◆ **WHAT IS NEEDED**: Go to the line containing "Transcribe the text in this document." below; retype it and all following lines exactly, and leave out the pictures.

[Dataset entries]

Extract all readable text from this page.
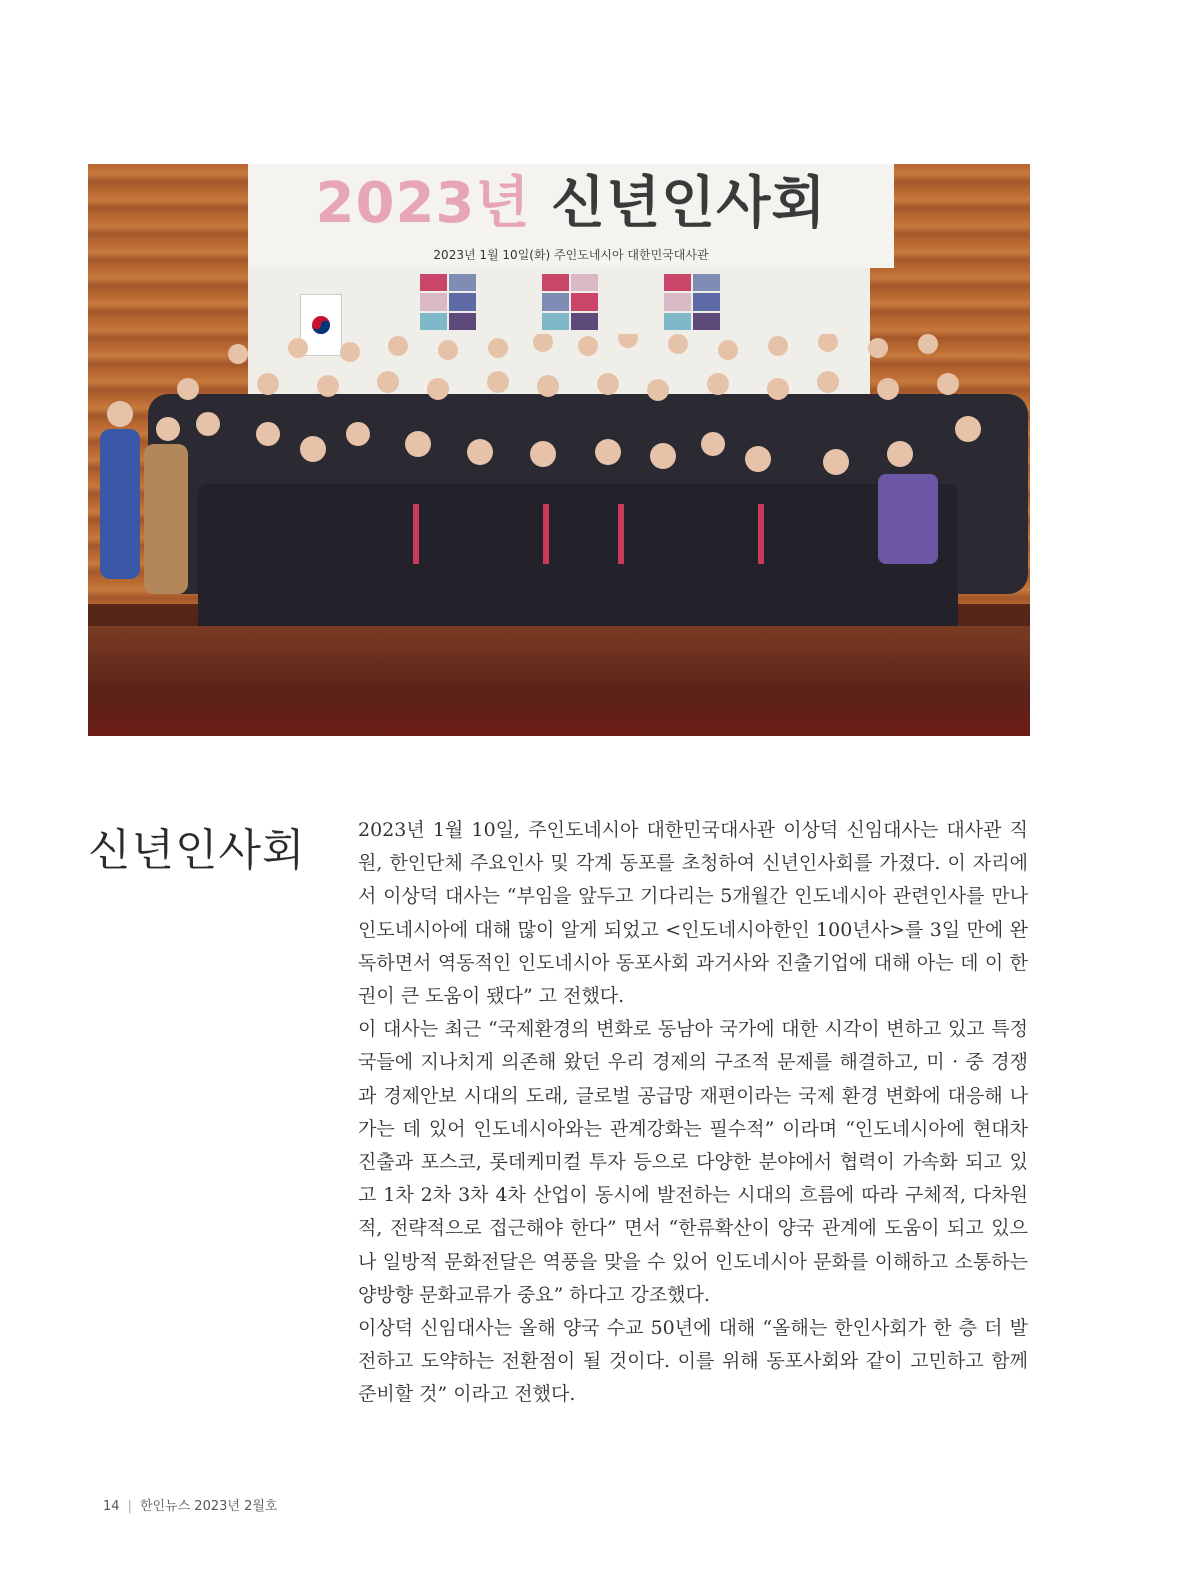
2023년 신년인사회
2023년 1월 10일(화) 주인도네시아 대한민국대사관
신년인사회	2023년 1월 10일, 주인도네시아 대한민국대사관 이상덕 신임대사는 대사관 직원, 한인단체 주요인사 및 각계 동포를 초청하여 신년인사회를 가졌다. 이 자리에서 이상덕 대사는 “부임을 앞두고 기다리는 5개월간 인도네시아 관련인사를 만나 인도네시아에 대해 많이 알게 되었고 <인도네시아한인 100년사>를 3일 만에 완독하면서 역동적인 인도네시아 동포사회 과거사와 진출기업에 대해 아는 데 이 한 권이 큰 도움이 됐다” 고 전했다.

이 대사는 최근 “국제환경의 변화로 동남아 국가에 대한 시각이 변하고 있고 특정국들에 지나치게 의존해 왔던 우리 경제의 구조적 문제를 해결하고, 미 · 중 경쟁과 경제안보 시대의 도래, 글로벌 공급망 재편이라는 국제 환경 변화에 대응해 나가는 데 있어 인도네시아와는 관계강화는 필수적” 이라며 “인도네시아에 현대차 진출과 포스코, 롯데케미컬 투자 등으로 다양한 분야에서 협력이 가속화 되고 있고 1차 2차 3차 4차 산업이 동시에 발전하는 시대의 흐름에 따라 구체적, 다차원적, 전략적으로 접근해야 한다” 면서 “한류확산이 양국 관계에 도움이 되고 있으나 일방적 문화전달은 역풍을 맞을 수 있어 인도네시아 문화를 이해하고 소통하는 양방향 문화교류가 중요” 하다고 강조했다.

이상덕 신임대사는 올해 양국 수교 50년에 대해 “올해는 한인사회가 한 층 더 발전하고 도약하는 전환점이 될 것이다. 이를 위해 동포사회와 같이 고민하고 함께 준비할 것” 이라고 전했다.

14 | 한인뉴스 2023년 2월호
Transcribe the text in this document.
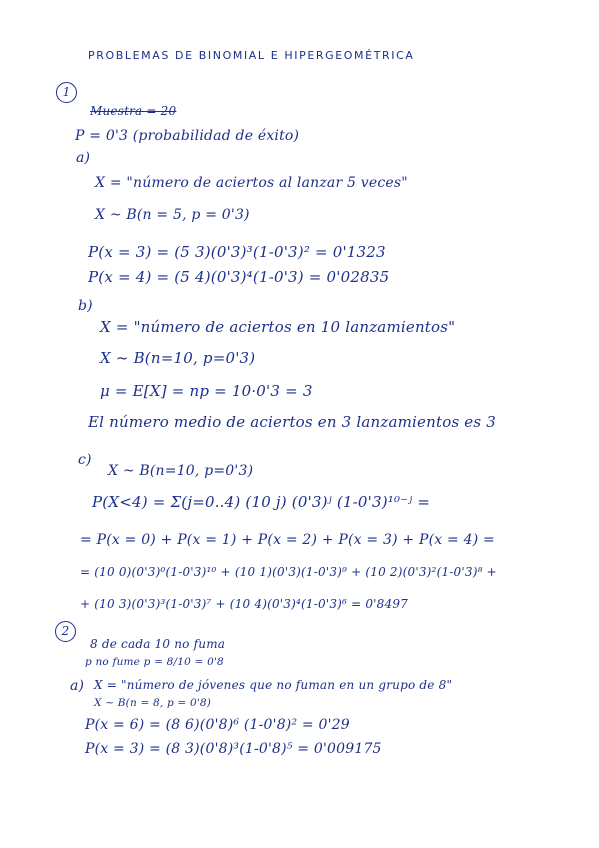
PROBLEMAS DE BINOMIAL E HIPERGEOMÉTRICA
1
Muestra = 20
P = 0'3 (probabilidad de éxito)
a)
X = "número de aciertos al lanzar 5 veces"
X ~ B(n = 5, p = 0'3)
P(x = 3) = (5 3)(0'3)³(1-0'3)² = 0'1323
P(x = 4) = (5 4)(0'3)⁴(1-0'3) = 0'02835
b)
X = "número de aciertos en 10 lanzamientos"
X ~ B(n=10, p=0'3)
μ = E[X] = np = 10·0'3 = 3
El número medio de aciertos en 3 lanzamientos es 3
c)
X ~ B(n=10, p=0'3)
P(X<4) = Σ(j=0..4) (10 j) (0'3)ʲ (1-0'3)¹⁰⁻ʲ =
= P(x = 0) + P(x = 1) + P(x = 2) + P(x = 3) + P(x = 4) =
= (10 0)(0'3)⁰(1-0'3)¹⁰ + (10 1)(0'3)(1-0'3)⁹ + (10 2)(0'3)²(1-0'3)⁸ +
+ (10 3)(0'3)³(1-0'3)⁷ + (10 4)(0'3)⁴(1-0'3)⁶ = 0'8497
2
8 de cada 10 no fuma
p no fume p = 8/10 = 0'8
a) X = "número de jóvenes que no fuman en un grupo de 8"
X ~ B(n = 8, p = 0'8)
P(x = 6) = (8 6)(0'8)⁶ (1-0'8)² = 0'29
P(x = 3) = (8 3)(0'8)³(1-0'8)⁵ = 0'009175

◆ **OUTPUT OF THE EXERCISE**:
Transcribe the text in this document.
PROBLEMAS DE BINOMIAL E HIPERGEOMÉTRICA
1
Muestra = 20
P = 0'3 (probabilidad de éxito)
a)
X = "número de aciertos al lanzar 5 veces"
X ~ B(n = 5, p = 0'3)
P(x = 3) = (5 3)(0'3)³(1-0'3)² = 0'1323
P(x = 4) = (5 4)(0'3)⁴(1-0'3) = 0'02835
b)
X = "número de aciertos en 10 lanzamientos"
X ~ B(n=10, p=0'3)
μ = E[X] = np = 10·0'3 = 3
El número medio de aciertos en 3 lanzamientos es 3
c)
X ~ B(n=10, p=0'3)
P(X<4) = Σ(j=0..4) (10 j) (0'3)ʲ (1-0'3)¹⁰⁻ʲ =
= P(x = 0) + P(x = 1) + P(x = 2) + P(x = 3) + P(x = 4) =
= (10 0)(0'3)⁰(1-0'3)¹⁰ + (10 1)(0'3)(1-0'3)⁹ + (10 2)(0'3)²(1-0'3)⁸ +
+ (10 3)(0'3)³(1-0'3)⁷ + (10 4)(0'3)⁴(1-0'3)⁶ = 0'8497
2
8 de cada 10 no fuma
p no fume p = 8/10 = 0'8
a) X = "número de jóvenes que no fuman en un grupo de 8"
X ~ B(n = 8, p = 0'8)
P(x = 6) = (8 6)(0'8)⁶ (1-0'8)² = 0'29
P(x = 3) = (8 3)(0'8)³(1-0'8)⁵ = 0'009175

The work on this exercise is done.